[Collected data entries]
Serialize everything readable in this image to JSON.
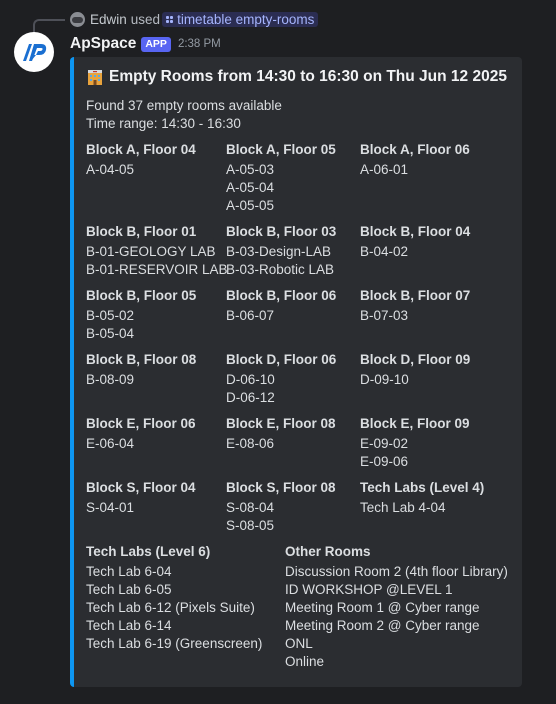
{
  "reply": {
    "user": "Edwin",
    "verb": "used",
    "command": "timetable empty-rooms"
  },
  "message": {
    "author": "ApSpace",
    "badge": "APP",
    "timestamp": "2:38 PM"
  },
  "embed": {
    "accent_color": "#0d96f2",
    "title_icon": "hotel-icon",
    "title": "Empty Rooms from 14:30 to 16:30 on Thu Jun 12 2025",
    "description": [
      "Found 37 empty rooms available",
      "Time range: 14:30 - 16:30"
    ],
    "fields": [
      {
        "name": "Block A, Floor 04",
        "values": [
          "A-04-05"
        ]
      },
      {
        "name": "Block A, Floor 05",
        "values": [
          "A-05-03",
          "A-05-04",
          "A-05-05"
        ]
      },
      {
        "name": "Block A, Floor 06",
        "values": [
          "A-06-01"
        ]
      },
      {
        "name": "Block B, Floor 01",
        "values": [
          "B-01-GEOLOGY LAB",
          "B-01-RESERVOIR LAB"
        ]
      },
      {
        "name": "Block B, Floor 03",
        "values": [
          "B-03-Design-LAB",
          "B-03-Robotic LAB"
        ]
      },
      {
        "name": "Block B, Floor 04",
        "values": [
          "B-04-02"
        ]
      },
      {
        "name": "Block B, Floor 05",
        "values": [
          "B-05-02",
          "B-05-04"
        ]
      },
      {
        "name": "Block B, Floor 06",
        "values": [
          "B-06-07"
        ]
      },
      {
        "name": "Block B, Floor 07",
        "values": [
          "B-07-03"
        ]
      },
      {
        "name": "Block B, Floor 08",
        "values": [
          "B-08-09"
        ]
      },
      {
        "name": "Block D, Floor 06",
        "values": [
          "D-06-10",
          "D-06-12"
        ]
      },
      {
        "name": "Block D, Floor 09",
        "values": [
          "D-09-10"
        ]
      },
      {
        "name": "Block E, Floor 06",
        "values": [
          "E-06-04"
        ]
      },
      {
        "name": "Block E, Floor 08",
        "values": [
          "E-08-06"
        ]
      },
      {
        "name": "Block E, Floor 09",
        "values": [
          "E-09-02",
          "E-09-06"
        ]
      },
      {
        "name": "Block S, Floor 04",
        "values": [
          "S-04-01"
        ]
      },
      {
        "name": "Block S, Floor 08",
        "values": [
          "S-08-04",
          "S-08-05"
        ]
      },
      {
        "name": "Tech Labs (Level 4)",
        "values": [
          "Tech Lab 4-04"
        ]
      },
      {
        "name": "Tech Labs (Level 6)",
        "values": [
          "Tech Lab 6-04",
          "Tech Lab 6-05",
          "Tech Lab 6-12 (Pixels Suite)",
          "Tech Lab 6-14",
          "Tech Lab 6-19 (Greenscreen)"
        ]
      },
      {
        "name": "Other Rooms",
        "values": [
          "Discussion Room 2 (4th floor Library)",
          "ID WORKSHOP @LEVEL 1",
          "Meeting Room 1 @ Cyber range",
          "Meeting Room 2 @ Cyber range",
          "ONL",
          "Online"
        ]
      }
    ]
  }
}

--

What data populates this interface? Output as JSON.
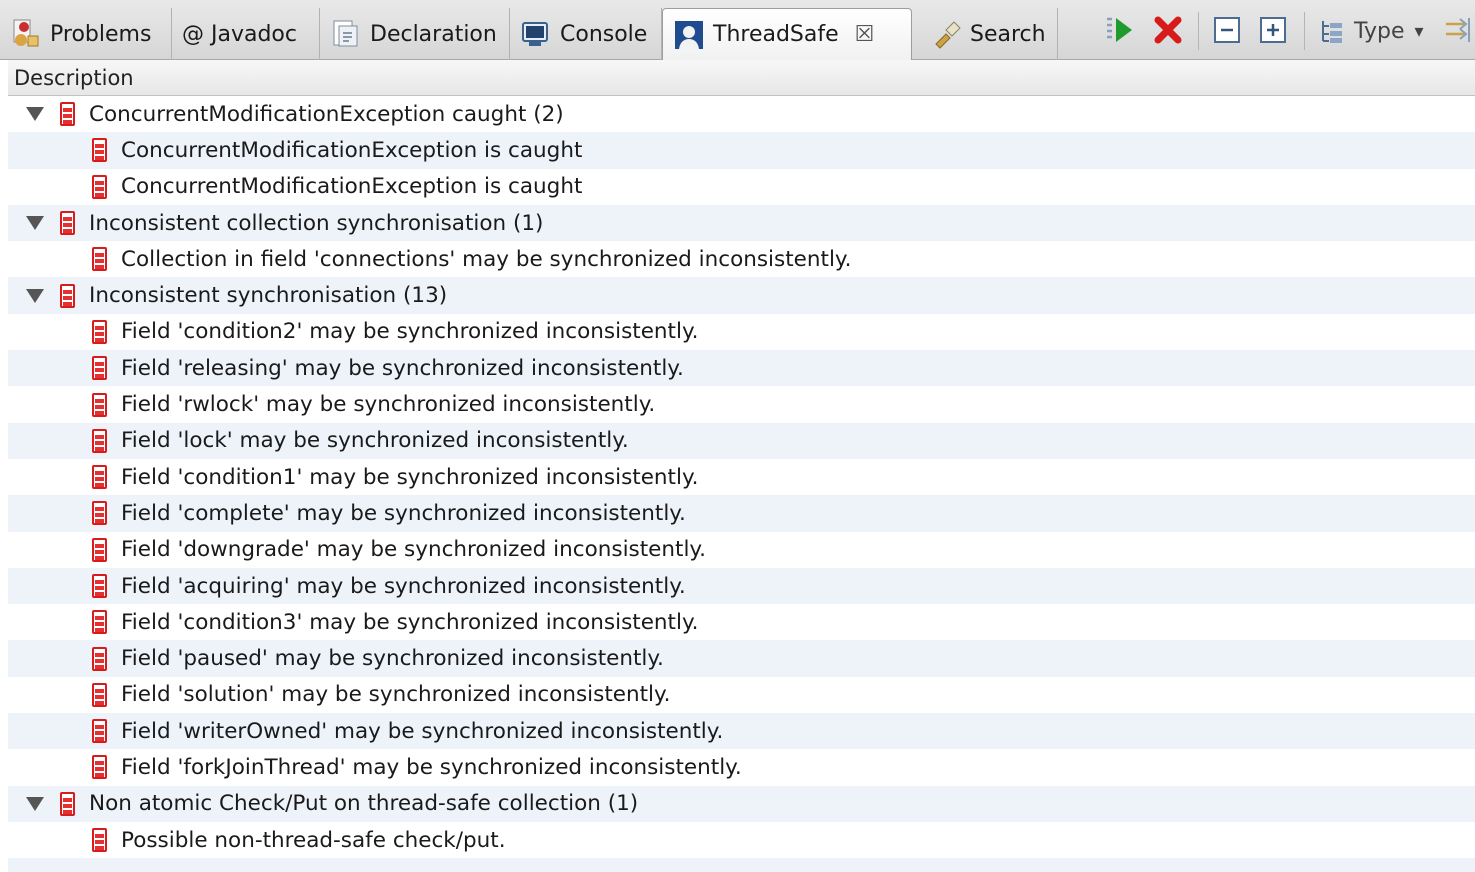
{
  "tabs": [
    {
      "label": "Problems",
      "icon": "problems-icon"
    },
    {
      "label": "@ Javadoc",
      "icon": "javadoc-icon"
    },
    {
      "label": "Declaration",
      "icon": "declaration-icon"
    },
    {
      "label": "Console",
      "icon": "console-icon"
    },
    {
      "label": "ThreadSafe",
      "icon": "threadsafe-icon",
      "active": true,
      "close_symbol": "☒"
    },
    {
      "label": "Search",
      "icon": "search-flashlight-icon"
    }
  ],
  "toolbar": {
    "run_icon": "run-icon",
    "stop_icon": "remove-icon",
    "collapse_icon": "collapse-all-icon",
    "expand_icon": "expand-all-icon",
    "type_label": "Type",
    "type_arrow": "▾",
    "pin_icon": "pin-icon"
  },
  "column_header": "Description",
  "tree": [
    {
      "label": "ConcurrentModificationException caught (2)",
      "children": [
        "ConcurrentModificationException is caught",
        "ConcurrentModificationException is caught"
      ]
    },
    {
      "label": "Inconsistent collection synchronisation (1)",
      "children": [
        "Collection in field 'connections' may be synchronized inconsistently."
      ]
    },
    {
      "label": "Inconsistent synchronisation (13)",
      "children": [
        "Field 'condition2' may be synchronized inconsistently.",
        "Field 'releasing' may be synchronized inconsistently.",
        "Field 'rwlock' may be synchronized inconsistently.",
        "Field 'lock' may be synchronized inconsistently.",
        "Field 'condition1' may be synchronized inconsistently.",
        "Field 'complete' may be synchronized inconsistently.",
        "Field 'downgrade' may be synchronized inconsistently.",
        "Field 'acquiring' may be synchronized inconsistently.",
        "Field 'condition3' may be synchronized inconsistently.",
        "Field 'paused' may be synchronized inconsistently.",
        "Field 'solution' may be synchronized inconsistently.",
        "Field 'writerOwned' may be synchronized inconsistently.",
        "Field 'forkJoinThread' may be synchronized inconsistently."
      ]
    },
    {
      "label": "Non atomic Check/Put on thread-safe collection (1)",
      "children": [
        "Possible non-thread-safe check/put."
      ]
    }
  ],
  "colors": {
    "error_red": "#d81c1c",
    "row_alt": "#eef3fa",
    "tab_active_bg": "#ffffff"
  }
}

...

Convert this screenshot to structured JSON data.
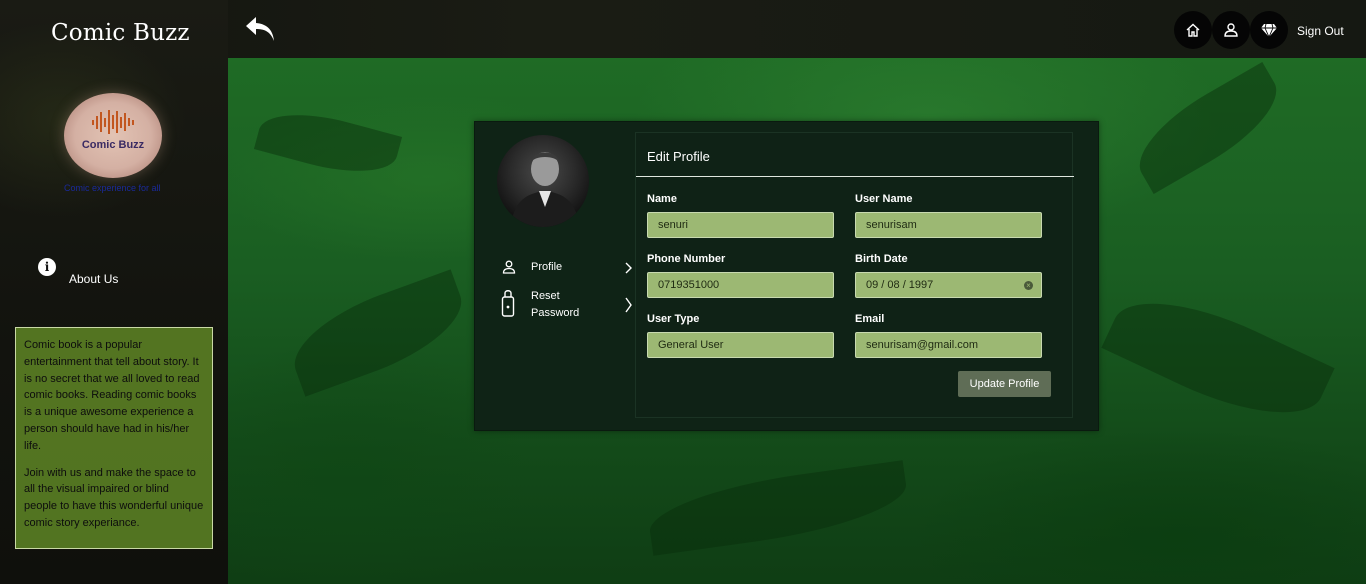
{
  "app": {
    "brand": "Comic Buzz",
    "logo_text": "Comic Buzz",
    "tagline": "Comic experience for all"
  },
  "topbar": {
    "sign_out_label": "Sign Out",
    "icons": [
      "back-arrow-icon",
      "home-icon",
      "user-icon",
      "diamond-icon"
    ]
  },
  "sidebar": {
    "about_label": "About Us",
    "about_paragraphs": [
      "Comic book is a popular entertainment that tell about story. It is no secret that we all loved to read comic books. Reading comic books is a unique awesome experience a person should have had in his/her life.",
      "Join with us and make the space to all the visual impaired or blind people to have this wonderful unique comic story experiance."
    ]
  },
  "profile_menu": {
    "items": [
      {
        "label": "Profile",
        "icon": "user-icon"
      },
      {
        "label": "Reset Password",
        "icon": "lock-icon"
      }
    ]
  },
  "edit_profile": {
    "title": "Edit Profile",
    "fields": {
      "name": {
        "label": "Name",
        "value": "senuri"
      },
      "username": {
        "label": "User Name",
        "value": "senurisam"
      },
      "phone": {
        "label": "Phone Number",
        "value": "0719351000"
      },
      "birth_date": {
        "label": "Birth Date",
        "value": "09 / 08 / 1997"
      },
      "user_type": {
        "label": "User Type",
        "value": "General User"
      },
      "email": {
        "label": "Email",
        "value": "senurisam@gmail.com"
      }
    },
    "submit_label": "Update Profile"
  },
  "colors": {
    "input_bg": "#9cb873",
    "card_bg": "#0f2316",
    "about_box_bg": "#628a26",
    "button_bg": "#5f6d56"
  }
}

• Task to complete: In how many lines of the data does the string "senurisam" appear? Give only the number.

• Task answer: 2